<<<<

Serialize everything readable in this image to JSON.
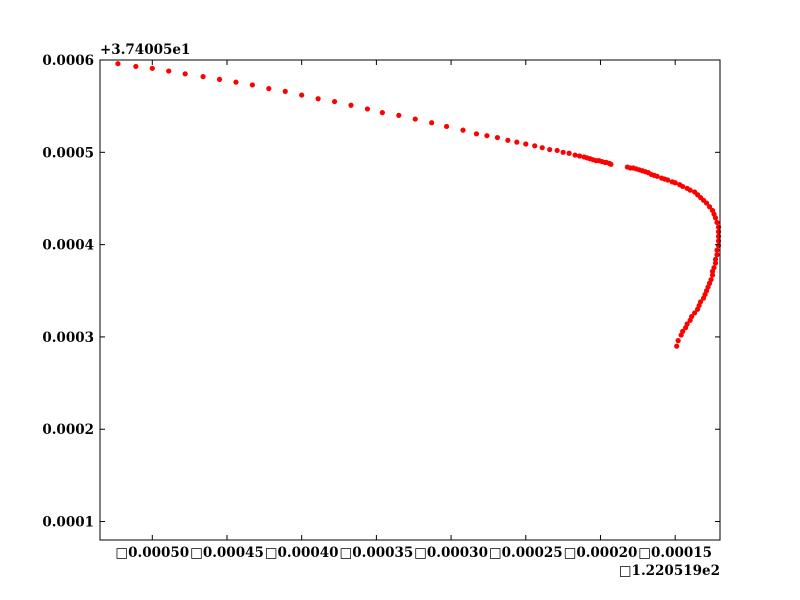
{
  "chart_data": {
    "type": "scatter",
    "title": "",
    "xlabel": "",
    "ylabel": "",
    "grid": false,
    "x_offset_label": "□1.220519e2",
    "y_offset_label": "+3.74005e1",
    "xlim": [
      -0.000535,
      -0.00012
    ],
    "ylim": [
      8e-05,
      0.0006
    ],
    "x_ticks": [
      {
        "value": -0.0005,
        "label": "□0.00050"
      },
      {
        "value": -0.00045,
        "label": "□0.00045"
      },
      {
        "value": -0.0004,
        "label": "□0.00040"
      },
      {
        "value": -0.00035,
        "label": "□0.00035"
      },
      {
        "value": -0.0003,
        "label": "□0.00030"
      },
      {
        "value": -0.00025,
        "label": "□0.00025"
      },
      {
        "value": -0.0002,
        "label": "□0.00020"
      },
      {
        "value": -0.00015,
        "label": "□0.00015"
      }
    ],
    "y_ticks": [
      {
        "value": 0.0001,
        "label": "0.0001"
      },
      {
        "value": 0.0002,
        "label": "0.0002"
      },
      {
        "value": 0.0003,
        "label": "0.0003"
      },
      {
        "value": 0.0004,
        "label": "0.0004"
      },
      {
        "value": 0.0005,
        "label": "0.0005"
      },
      {
        "value": 0.0006,
        "label": "0.0006"
      }
    ],
    "marker_color": "#ff0000",
    "series": [
      {
        "x": [
          -0.000523,
          -0.000511,
          -0.0005,
          -0.000489,
          -0.000478,
          -0.000466,
          -0.000455,
          -0.000444,
          -0.000433,
          -0.000422,
          -0.000411,
          -0.0004,
          -0.000389,
          -0.000378,
          -0.000367,
          -0.000356,
          -0.000346,
          -0.000335,
          -0.000324,
          -0.000313,
          -0.000303,
          -0.000292,
          -0.000283,
          -0.000276,
          -0.000269,
          -0.000262,
          -0.000256,
          -0.00025,
          -0.000244,
          -0.000239,
          -0.000234,
          -0.000229,
          -0.000225,
          -0.000221,
          -0.000217,
          -0.000214,
          -0.000211,
          -0.000209,
          -0.000207,
          -0.000205,
          -0.000203,
          -0.000201,
          -0.000199,
          -0.000197,
          -0.000196,
          -0.000194,
          -0.000193,
          -0.000182,
          -0.00018,
          -0.000178,
          -0.000176,
          -0.000174,
          -0.000172,
          -0.00017,
          -0.000168,
          -0.000166,
          -0.000164,
          -0.000162,
          -0.000159,
          -0.000157,
          -0.000155,
          -0.000152,
          -0.00015,
          -0.000147,
          -0.000145,
          -0.000142,
          -0.00014,
          -0.000137,
          -0.000135,
          -0.000133,
          -0.000131,
          -0.000129,
          -0.000127,
          -0.000125,
          -0.000124,
          -0.000123,
          -0.000122,
          -0.000121,
          -0.000121,
          -0.000121,
          -0.000121,
          -0.000121,
          -0.000122,
          -0.000122,
          -0.000123,
          -0.000123,
          -0.000124,
          -0.000125,
          -0.000125,
          -0.000126,
          -0.000127,
          -0.000128,
          -0.000129,
          -0.00013,
          -0.000131,
          -0.000133,
          -0.000134,
          -0.000135,
          -0.000137,
          -0.000139,
          -0.00014,
          -0.000142,
          -0.000143,
          -0.000145,
          -0.000146,
          -0.000148,
          -0.000149
        ],
        "y": [
          0.000596,
          0.000593,
          0.000591,
          0.000588,
          0.000585,
          0.000582,
          0.000579,
          0.000576,
          0.000573,
          0.000569,
          0.000566,
          0.000562,
          0.000558,
          0.000555,
          0.000551,
          0.000547,
          0.000543,
          0.00054,
          0.000536,
          0.000532,
          0.000528,
          0.000524,
          0.00052,
          0.000518,
          0.000516,
          0.000513,
          0.000511,
          0.000509,
          0.000507,
          0.000505,
          0.000503,
          0.000502,
          0.0005,
          0.000499,
          0.000497,
          0.000496,
          0.000495,
          0.000494,
          0.000493,
          0.000492,
          0.000491,
          0.000491,
          0.00049,
          0.000489,
          0.000489,
          0.000488,
          0.000487,
          0.000484,
          0.000483,
          0.000483,
          0.000482,
          0.000481,
          0.00048,
          0.000479,
          0.000478,
          0.000476,
          0.000475,
          0.000474,
          0.000472,
          0.000471,
          0.00047,
          0.000468,
          0.000467,
          0.000465,
          0.000463,
          0.000461,
          0.000459,
          0.000457,
          0.000454,
          0.000451,
          0.000448,
          0.000445,
          0.000441,
          0.000437,
          0.000433,
          0.000429,
          0.000424,
          0.000419,
          0.000414,
          0.000409,
          0.000404,
          0.000399,
          0.000394,
          0.000389,
          0.000384,
          0.00038,
          0.000375,
          0.000371,
          0.000367,
          0.000362,
          0.000358,
          0.000354,
          0.00035,
          0.000346,
          0.000342,
          0.000338,
          0.000334,
          0.00033,
          0.000326,
          0.000322,
          0.000318,
          0.000314,
          0.00031,
          0.000306,
          0.000302,
          0.000296,
          0.00029
        ]
      }
    ]
  }
}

>>>>

▶ **Written exercise**:
Write out the whole listing again, exactly, with no pictures.

▶ **Written reply**:
Serialize everything readable in this image to JSON.
{
  "chart_data": {
    "type": "scatter",
    "title": "",
    "xlabel": "",
    "ylabel": "",
    "grid": false,
    "x_offset_label": "□1.220519e2",
    "y_offset_label": "+3.74005e1",
    "xlim": [
      -0.000535,
      -0.00012
    ],
    "ylim": [
      8e-05,
      0.0006
    ],
    "x_ticks": [
      {
        "value": -0.0005,
        "label": "□0.00050"
      },
      {
        "value": -0.00045,
        "label": "□0.00045"
      },
      {
        "value": -0.0004,
        "label": "□0.00040"
      },
      {
        "value": -0.00035,
        "label": "□0.00035"
      },
      {
        "value": -0.0003,
        "label": "□0.00030"
      },
      {
        "value": -0.00025,
        "label": "□0.00025"
      },
      {
        "value": -0.0002,
        "label": "□0.00020"
      },
      {
        "value": -0.00015,
        "label": "□0.00015"
      }
    ],
    "y_ticks": [
      {
        "value": 0.0001,
        "label": "0.0001"
      },
      {
        "value": 0.0002,
        "label": "0.0002"
      },
      {
        "value": 0.0003,
        "label": "0.0003"
      },
      {
        "value": 0.0004,
        "label": "0.0004"
      },
      {
        "value": 0.0005,
        "label": "0.0005"
      },
      {
        "value": 0.0006,
        "label": "0.0006"
      }
    ],
    "marker_color": "#ff0000",
    "series": [
      {
        "x": [
          -0.000523,
          -0.000511,
          -0.0005,
          -0.000489,
          -0.000478,
          -0.000466,
          -0.000455,
          -0.000444,
          -0.000433,
          -0.000422,
          -0.000411,
          -0.0004,
          -0.000389,
          -0.000378,
          -0.000367,
          -0.000356,
          -0.000346,
          -0.000335,
          -0.000324,
          -0.000313,
          -0.000303,
          -0.000292,
          -0.000283,
          -0.000276,
          -0.000269,
          -0.000262,
          -0.000256,
          -0.00025,
          -0.000244,
          -0.000239,
          -0.000234,
          -0.000229,
          -0.000225,
          -0.000221,
          -0.000217,
          -0.000214,
          -0.000211,
          -0.000209,
          -0.000207,
          -0.000205,
          -0.000203,
          -0.000201,
          -0.000199,
          -0.000197,
          -0.000196,
          -0.000194,
          -0.000193,
          -0.000182,
          -0.00018,
          -0.000178,
          -0.000176,
          -0.000174,
          -0.000172,
          -0.00017,
          -0.000168,
          -0.000166,
          -0.000164,
          -0.000162,
          -0.000159,
          -0.000157,
          -0.000155,
          -0.000152,
          -0.00015,
          -0.000147,
          -0.000145,
          -0.000142,
          -0.00014,
          -0.000137,
          -0.000135,
          -0.000133,
          -0.000131,
          -0.000129,
          -0.000127,
          -0.000125,
          -0.000124,
          -0.000123,
          -0.000122,
          -0.000121,
          -0.000121,
          -0.000121,
          -0.000121,
          -0.000121,
          -0.000122,
          -0.000122,
          -0.000123,
          -0.000123,
          -0.000124,
          -0.000125,
          -0.000125,
          -0.000126,
          -0.000127,
          -0.000128,
          -0.000129,
          -0.00013,
          -0.000131,
          -0.000133,
          -0.000134,
          -0.000135,
          -0.000137,
          -0.000139,
          -0.00014,
          -0.000142,
          -0.000143,
          -0.000145,
          -0.000146,
          -0.000148,
          -0.000149
        ],
        "y": [
          0.000596,
          0.000593,
          0.000591,
          0.000588,
          0.000585,
          0.000582,
          0.000579,
          0.000576,
          0.000573,
          0.000569,
          0.000566,
          0.000562,
          0.000558,
          0.000555,
          0.000551,
          0.000547,
          0.000543,
          0.00054,
          0.000536,
          0.000532,
          0.000528,
          0.000524,
          0.00052,
          0.000518,
          0.000516,
          0.000513,
          0.000511,
          0.000509,
          0.000507,
          0.000505,
          0.000503,
          0.000502,
          0.0005,
          0.000499,
          0.000497,
          0.000496,
          0.000495,
          0.000494,
          0.000493,
          0.000492,
          0.000491,
          0.000491,
          0.00049,
          0.000489,
          0.000489,
          0.000488,
          0.000487,
          0.000484,
          0.000483,
          0.000483,
          0.000482,
          0.000481,
          0.00048,
          0.000479,
          0.000478,
          0.000476,
          0.000475,
          0.000474,
          0.000472,
          0.000471,
          0.00047,
          0.000468,
          0.000467,
          0.000465,
          0.000463,
          0.000461,
          0.000459,
          0.000457,
          0.000454,
          0.000451,
          0.000448,
          0.000445,
          0.000441,
          0.000437,
          0.000433,
          0.000429,
          0.000424,
          0.000419,
          0.000414,
          0.000409,
          0.000404,
          0.000399,
          0.000394,
          0.000389,
          0.000384,
          0.00038,
          0.000375,
          0.000371,
          0.000367,
          0.000362,
          0.000358,
          0.000354,
          0.00035,
          0.000346,
          0.000342,
          0.000338,
          0.000334,
          0.00033,
          0.000326,
          0.000322,
          0.000318,
          0.000314,
          0.00031,
          0.000306,
          0.000302,
          0.000296,
          0.00029
        ]
      }
    ]
  }
}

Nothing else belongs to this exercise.